• _Exercise instructions_
Copy each line of the material below that includes the string "سوال".

• _Given information_
┌────────

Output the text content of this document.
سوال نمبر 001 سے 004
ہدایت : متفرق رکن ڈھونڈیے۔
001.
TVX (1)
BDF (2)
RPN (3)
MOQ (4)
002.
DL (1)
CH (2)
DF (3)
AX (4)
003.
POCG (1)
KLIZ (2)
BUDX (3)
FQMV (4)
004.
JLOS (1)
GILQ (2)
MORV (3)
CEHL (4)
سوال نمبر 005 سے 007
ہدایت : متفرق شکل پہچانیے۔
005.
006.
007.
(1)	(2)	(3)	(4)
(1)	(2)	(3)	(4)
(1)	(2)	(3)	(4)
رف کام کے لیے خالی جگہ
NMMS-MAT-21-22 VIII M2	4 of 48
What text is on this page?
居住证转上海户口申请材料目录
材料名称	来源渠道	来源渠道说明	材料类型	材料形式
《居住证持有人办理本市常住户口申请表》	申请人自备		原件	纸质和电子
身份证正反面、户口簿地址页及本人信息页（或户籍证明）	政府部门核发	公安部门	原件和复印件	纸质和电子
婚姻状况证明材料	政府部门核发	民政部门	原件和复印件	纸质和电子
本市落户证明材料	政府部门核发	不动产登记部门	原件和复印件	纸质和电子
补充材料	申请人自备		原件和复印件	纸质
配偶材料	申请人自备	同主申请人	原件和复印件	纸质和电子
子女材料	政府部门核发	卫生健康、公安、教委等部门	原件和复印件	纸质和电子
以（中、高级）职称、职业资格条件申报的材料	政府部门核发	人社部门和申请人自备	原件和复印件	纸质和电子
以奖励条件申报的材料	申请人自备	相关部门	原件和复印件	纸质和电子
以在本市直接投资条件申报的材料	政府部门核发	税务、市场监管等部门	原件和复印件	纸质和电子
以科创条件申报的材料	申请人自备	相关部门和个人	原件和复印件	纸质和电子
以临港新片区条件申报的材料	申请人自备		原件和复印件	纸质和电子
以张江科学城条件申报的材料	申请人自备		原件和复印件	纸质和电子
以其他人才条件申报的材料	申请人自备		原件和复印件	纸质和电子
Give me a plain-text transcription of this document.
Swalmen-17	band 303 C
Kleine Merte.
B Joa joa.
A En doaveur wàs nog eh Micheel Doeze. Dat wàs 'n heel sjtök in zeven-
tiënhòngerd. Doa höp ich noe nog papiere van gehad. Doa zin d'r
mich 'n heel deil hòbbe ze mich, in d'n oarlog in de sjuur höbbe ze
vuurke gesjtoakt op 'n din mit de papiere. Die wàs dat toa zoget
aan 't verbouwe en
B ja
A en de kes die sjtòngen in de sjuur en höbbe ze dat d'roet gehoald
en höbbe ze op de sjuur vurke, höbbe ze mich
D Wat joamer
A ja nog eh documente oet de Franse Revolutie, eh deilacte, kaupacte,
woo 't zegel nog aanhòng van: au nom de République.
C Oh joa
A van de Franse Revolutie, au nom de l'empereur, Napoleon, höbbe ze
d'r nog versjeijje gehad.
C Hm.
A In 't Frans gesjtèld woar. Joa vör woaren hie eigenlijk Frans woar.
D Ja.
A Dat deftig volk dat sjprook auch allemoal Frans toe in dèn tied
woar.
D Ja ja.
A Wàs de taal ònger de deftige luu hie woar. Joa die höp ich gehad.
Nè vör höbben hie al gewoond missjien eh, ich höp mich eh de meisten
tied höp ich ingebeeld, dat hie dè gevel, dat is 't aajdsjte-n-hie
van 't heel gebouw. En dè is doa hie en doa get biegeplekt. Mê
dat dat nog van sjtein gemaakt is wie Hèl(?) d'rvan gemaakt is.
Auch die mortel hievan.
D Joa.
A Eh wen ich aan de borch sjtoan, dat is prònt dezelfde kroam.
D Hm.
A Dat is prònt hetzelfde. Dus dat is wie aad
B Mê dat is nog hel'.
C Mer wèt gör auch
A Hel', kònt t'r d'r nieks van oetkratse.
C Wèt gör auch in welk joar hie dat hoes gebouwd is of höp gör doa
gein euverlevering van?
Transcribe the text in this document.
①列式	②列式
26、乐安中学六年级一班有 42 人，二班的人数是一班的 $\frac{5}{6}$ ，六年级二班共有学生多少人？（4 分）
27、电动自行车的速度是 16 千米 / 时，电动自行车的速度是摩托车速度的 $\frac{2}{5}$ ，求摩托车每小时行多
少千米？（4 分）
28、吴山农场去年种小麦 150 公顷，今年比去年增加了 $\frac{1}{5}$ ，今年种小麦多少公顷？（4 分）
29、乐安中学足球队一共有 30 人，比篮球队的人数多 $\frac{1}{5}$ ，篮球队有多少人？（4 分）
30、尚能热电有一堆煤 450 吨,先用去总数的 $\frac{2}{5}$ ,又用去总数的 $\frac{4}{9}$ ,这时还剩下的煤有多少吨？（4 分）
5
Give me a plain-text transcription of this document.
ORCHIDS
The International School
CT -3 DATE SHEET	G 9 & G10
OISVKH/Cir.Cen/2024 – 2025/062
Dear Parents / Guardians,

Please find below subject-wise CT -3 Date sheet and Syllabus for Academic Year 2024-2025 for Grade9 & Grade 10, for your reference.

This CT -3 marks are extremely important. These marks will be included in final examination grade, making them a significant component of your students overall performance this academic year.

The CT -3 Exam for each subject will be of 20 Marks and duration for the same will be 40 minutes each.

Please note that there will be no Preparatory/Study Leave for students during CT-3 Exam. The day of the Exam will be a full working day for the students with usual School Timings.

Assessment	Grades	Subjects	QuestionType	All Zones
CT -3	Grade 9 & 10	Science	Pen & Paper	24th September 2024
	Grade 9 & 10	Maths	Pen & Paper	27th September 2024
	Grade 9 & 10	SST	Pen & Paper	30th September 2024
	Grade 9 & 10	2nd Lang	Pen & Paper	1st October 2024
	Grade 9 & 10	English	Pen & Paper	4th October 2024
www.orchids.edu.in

└────────

• _Full answer_
سوال نمبر 001 سے 004
سوال نمبر 005 سے 007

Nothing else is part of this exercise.